Start of Document text

2

I am trying to find the range of specific substrings of a string. Each substring begins with a hashtag and can have any character it likes within it (including emojis). Duplicate hashtags should be detected at distinct ranges. A kind user from here suggested this code:

var str = "The range of #hashtag should be different to this #hashtag"
let regex = try NSRegularExpression(pattern: "(#[A-Za-z0-9]*)", options: [])
let matches = regex.matchesInString(str, options:[], range:NSMakeRange(0, str.characters.count))
for match in matches {
    print("match = \(match.range)")
}

However, this code does not work for emojis. What would be the regex expression to include emojis? Is there a way to detect a #, followed by any character up until a space/line break?

Tometoyou
  • 7,792
  • 12
  • 62
  • 108

1 Answers1

13

Similarly as in Swift extract regex matches, you have to pass an NSRange to the match functions, and the returned ranges are NSRanges as well. This can be achieved by converting the given text to an NSString.

The #\S+ pattern matches a # followed by one or more non-whitespace characters.

let text = "The range of #hashtag should  be  different to this #hashtag"

let nsText = text as NSString
let regex = try NSRegularExpression(pattern: "#\\S+", options: [])

End of Document text
Start of Source data

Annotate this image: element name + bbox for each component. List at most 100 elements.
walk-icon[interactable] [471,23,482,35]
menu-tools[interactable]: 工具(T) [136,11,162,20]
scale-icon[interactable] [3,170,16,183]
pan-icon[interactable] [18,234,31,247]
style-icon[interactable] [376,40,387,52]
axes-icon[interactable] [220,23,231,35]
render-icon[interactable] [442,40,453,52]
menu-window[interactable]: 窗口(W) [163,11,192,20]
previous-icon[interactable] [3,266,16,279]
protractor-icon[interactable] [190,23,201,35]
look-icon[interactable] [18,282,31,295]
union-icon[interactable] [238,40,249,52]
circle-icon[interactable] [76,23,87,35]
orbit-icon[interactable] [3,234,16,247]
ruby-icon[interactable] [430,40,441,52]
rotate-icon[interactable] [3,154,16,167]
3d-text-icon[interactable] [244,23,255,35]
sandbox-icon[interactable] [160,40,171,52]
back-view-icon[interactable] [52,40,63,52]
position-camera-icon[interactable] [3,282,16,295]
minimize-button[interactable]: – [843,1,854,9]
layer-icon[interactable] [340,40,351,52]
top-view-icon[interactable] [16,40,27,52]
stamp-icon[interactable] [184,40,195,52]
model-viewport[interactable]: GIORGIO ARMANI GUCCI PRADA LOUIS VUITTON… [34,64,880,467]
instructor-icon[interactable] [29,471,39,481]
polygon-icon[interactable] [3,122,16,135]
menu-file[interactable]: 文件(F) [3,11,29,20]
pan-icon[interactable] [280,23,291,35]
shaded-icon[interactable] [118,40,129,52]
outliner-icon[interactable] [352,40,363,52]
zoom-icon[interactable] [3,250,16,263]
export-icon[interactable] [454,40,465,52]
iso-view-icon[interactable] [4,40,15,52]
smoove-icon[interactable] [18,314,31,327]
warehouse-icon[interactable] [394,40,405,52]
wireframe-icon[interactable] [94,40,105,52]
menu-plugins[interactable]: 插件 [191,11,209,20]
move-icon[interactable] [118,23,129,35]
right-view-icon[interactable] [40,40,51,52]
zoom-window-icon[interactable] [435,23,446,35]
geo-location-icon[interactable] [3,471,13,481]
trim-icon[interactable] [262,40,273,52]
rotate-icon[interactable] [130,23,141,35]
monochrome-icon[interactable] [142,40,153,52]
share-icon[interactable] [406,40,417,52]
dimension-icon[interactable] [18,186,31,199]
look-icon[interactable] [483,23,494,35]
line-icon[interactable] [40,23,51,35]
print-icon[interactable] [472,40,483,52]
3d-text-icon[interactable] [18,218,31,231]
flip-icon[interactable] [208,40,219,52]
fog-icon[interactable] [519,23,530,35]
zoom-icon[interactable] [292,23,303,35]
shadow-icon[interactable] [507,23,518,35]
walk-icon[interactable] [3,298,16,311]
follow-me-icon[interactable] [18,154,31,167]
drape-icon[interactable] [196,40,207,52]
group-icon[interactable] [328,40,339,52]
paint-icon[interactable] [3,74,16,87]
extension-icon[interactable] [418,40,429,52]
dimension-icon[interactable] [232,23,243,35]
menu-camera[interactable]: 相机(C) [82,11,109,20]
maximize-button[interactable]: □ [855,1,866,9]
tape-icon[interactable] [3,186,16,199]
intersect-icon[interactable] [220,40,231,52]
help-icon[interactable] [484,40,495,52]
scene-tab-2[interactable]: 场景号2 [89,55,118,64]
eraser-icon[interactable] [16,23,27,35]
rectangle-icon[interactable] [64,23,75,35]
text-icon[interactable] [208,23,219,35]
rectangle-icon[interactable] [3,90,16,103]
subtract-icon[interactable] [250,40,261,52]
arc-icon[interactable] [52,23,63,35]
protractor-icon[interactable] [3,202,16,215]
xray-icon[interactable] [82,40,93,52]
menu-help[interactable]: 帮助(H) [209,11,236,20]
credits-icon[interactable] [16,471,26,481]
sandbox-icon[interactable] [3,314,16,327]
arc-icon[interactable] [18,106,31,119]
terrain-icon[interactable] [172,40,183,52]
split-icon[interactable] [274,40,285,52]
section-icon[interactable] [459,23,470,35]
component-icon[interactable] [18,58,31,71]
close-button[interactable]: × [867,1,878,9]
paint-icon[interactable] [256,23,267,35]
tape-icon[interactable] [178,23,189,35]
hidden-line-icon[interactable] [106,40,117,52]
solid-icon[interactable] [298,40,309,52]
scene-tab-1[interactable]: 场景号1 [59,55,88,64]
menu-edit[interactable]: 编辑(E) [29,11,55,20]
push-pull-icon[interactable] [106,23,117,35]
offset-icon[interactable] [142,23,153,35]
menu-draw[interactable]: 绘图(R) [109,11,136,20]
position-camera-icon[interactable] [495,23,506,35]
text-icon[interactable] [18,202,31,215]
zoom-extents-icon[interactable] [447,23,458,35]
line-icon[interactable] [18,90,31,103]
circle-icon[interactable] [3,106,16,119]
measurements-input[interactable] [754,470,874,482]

End of Source data

Exercises:
• A. According to the hashtag regex thread, what does the pattern #\S+ match?
• B. Repeat the records word for word, starting with their first line and going on through the line with "look-icon[interactable] [18,282,31,295]", including both of those lines.
The hashtag regex thread and the records come from unrelated sources.

Answers to each task:
• A. A # followed by one or more non-whitespace characters.

• B.
Annotate this image: element name + bbox for each component. List at most 100 elements.
walk-icon[interactable] [471,23,482,35]
menu-tools[interactable]: 工具(T) [136,11,162,20]
scale-icon[interactable] [3,170,16,183]
pan-icon[interactable] [18,234,31,247]
style-icon[interactable] [376,40,387,52]
axes-icon[interactable] [220,23,231,35]
render-icon[interactable] [442,40,453,52]
menu-window[interactable]: 窗口(W) [163,11,192,20]
previous-icon[interactable] [3,266,16,279]
protractor-icon[interactable] [190,23,201,35]
look-icon[interactable] [18,282,31,295]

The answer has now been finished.